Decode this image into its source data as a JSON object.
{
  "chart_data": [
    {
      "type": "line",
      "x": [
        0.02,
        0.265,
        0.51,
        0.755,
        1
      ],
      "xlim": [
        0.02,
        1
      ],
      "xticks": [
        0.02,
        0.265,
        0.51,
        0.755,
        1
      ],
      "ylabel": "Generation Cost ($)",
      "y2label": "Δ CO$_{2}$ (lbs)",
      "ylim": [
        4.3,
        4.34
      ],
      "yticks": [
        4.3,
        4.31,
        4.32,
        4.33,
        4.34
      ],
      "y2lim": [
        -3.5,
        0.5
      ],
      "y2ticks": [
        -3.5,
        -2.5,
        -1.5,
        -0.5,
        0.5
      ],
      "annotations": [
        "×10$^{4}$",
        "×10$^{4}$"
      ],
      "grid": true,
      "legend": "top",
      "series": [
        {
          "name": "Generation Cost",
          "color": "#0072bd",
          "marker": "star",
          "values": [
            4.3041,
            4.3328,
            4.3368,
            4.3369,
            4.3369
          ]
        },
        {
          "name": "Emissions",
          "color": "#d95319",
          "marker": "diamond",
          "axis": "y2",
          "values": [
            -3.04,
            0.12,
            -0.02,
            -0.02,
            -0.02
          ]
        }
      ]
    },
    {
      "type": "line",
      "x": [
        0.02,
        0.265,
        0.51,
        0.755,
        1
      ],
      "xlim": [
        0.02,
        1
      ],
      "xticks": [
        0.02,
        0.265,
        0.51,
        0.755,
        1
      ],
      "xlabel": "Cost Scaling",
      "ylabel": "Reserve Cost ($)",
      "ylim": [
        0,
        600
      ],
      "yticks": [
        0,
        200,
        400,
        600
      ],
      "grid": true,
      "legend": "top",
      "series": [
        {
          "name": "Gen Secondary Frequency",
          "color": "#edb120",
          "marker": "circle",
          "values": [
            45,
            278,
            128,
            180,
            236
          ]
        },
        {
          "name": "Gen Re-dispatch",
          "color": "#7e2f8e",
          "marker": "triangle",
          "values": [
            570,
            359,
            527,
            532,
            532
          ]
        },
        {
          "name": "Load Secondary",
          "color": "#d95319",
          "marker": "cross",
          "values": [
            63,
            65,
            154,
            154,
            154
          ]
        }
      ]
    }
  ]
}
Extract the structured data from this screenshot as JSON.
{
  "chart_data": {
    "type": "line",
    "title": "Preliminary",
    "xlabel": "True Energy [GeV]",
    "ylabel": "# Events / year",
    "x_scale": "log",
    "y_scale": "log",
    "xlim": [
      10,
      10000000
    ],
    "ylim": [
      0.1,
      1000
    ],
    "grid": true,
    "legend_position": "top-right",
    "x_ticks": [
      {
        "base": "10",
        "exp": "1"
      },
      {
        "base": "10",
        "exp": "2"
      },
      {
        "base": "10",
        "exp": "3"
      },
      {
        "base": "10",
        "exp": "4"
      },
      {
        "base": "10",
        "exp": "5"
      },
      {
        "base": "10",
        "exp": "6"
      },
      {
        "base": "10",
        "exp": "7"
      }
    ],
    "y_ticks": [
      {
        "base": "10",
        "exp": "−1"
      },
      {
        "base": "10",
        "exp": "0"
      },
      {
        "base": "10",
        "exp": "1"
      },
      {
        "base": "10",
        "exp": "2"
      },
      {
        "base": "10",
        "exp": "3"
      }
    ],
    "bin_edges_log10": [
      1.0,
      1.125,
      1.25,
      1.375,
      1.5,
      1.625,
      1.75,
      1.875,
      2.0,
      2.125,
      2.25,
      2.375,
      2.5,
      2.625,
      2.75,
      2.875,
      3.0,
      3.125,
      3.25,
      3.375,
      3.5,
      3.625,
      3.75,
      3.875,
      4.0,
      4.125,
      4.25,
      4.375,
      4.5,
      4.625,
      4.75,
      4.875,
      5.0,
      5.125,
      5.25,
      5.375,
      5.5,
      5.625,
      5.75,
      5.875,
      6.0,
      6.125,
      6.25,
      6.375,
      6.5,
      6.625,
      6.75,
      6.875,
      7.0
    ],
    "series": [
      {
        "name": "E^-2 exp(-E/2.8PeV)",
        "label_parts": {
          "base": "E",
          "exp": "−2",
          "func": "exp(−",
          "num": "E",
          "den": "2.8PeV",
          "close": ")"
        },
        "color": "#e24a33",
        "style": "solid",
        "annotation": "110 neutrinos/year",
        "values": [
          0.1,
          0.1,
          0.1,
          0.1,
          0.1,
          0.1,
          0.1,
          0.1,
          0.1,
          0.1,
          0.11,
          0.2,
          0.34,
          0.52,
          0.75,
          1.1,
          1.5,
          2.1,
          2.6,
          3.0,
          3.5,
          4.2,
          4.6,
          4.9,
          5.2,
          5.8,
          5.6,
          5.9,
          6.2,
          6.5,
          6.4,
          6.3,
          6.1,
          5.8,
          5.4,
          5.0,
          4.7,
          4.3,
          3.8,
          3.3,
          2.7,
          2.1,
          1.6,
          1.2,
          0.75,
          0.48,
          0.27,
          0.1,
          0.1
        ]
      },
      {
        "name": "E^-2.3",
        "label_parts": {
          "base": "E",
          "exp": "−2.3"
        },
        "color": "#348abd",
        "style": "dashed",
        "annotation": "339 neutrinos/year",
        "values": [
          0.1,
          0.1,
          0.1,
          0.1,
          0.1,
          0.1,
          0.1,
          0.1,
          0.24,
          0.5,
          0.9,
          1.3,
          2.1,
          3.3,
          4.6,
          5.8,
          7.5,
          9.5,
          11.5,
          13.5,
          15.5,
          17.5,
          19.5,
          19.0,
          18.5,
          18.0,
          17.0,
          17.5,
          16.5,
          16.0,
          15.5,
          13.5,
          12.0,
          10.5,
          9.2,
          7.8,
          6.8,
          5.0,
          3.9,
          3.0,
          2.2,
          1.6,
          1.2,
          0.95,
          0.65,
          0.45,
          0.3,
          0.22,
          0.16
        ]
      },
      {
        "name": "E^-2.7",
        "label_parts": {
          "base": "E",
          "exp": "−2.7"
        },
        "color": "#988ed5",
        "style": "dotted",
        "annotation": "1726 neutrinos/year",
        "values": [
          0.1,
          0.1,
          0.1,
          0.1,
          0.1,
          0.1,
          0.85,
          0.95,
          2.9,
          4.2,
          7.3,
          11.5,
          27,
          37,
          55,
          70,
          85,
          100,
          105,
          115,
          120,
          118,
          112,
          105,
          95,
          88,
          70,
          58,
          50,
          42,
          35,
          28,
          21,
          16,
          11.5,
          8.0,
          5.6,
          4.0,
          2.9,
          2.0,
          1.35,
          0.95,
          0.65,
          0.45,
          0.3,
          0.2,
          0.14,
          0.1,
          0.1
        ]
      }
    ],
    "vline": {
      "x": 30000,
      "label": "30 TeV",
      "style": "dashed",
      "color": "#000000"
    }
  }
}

--------

- Exercise instructions -
Pull out every line of the records above that contains the word "year".

- The completed task -
    "ylabel": "# Events / year",
        "annotation": "110 neutrinos/year",
        "annotation": "339 neutrinos/year",
        "annotation": "1726 neutrinos/year",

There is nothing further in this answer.